__GIVEN PROBLEM__:
From the listing, collect all lines containing the word "Политиздат".

[Some records]

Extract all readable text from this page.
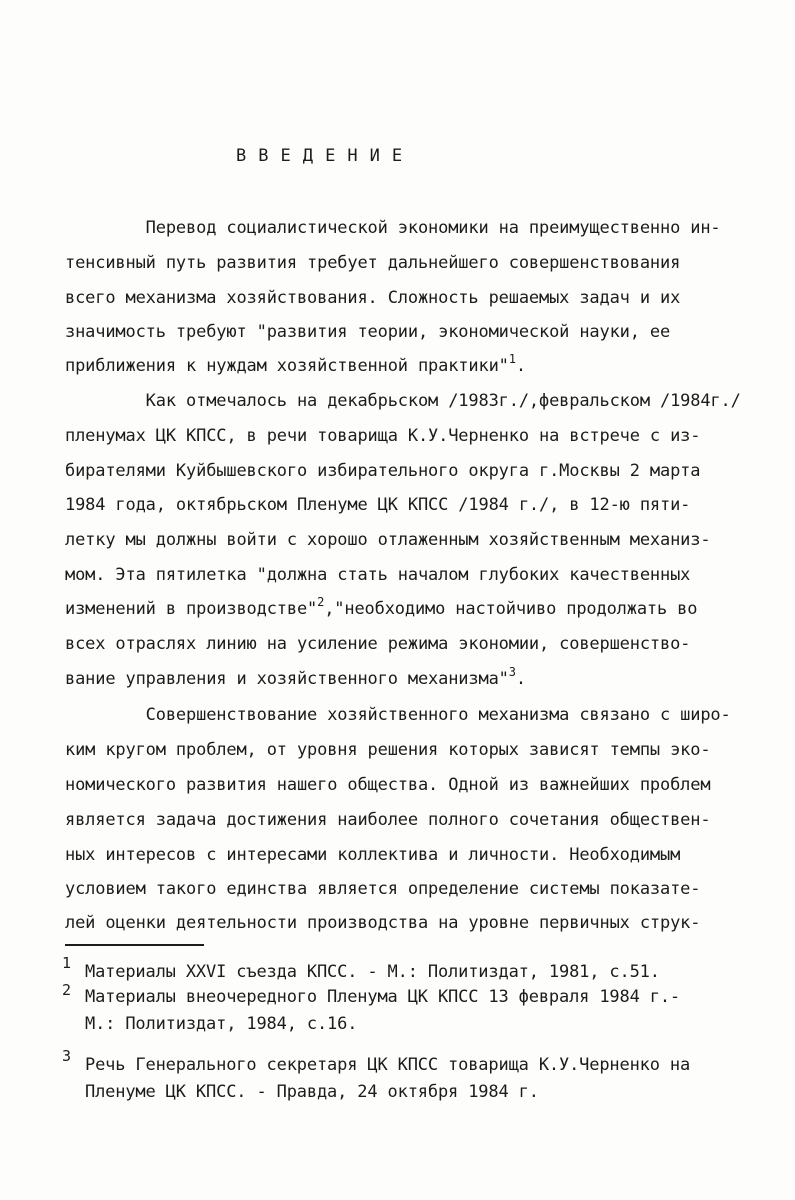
В В Е Д Е Н И Е
Перевод социалистической экономики на преимущественно ин-
тенсивный путь развития требует дальнейшего совершенствования
всего механизма хозяйствования. Сложность решаемых задач и их
значимость требуют "развития теории, экономической науки, ее
приближения к нуждам хозяйственной практики"$^1$.
Как отмечалось на декабрьском /1983г./,февральском /1984г./
пленумах ЦК КПСС, в речи товарища К.У.Черненко на встрече с из-
бирателями Куйбышевского избирательного округа г.Москвы 2 марта
1984 года, октябрьском Пленуме ЦК КПСС /1984 г./, в 12-ю пяти-
летку мы должны войти с хорошо отлаженным хозяйственным механиз-
мом. Эта пятилетка "должна стать началом глубоких качественных
изменений в производстве"$^2$,"необходимо настойчиво продолжать во
всех отраслях линию на усиление режима экономии, совершенство-
вание управления и хозяйственного механизма"$^3$.
Совершенствование хозяйственного механизма связано с широ-
ким кругом проблем, от уровня решения которых зависят темпы эко-
номического развития нашего общества. Одной из важнейших проблем
является задача достижения наиболее полного сочетания обществен-
ных интересов с интересами коллектива и личности. Необходимым
условием такого единства является определение системы показате-
лей оценки деятельности производства на уровне первичных струк-
1 Материалы XXVI съезда КПСС. - М.: Политиздат, 1981, с.51.
2 Материалы внеочередного Пленума ЦК КПСС 13 февраля 1984 г.-
М.: Политиздат, 1984, с.16.
3 Речь Генерального секретаря ЦК КПСС товарища К.У.Черненко на
Пленуме ЦК КПСС. - Правда, 24 октября 1984 г.
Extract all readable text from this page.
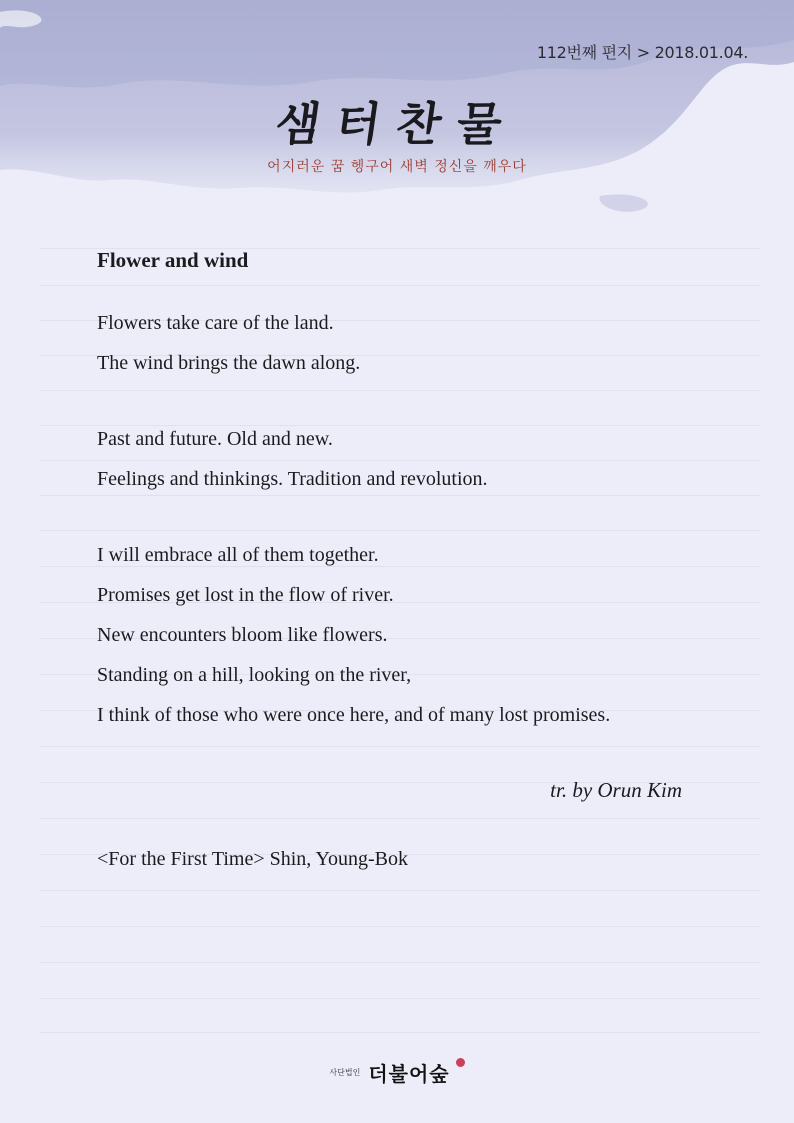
112번째 편지 > 2018.01.04.
샘터찬물
어지러운 꿈 헹구어 새벽 정신을 깨우다
Flower and wind
Flowers take care of the land.
The wind brings the dawn along.
Past and future. Old and new.
Feelings and thinkings. Tradition and revolution.
I will embrace all of them together.
Promises get lost in the flow of river.
New encounters bloom like flowers.
Standing on a hill, looking on the river,
I think of those who were once here, and of many lost promises.
tr. by Orun Kim
<For the First Time> Shin, Young-Bok
사단법인 더불어숲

__PROBLEM SOLUTION__:
1 Материалы XXVI съезда КПСС. - М.: Политиздат, 1981, с.51.
М.: Политиздат, 1984, с.16.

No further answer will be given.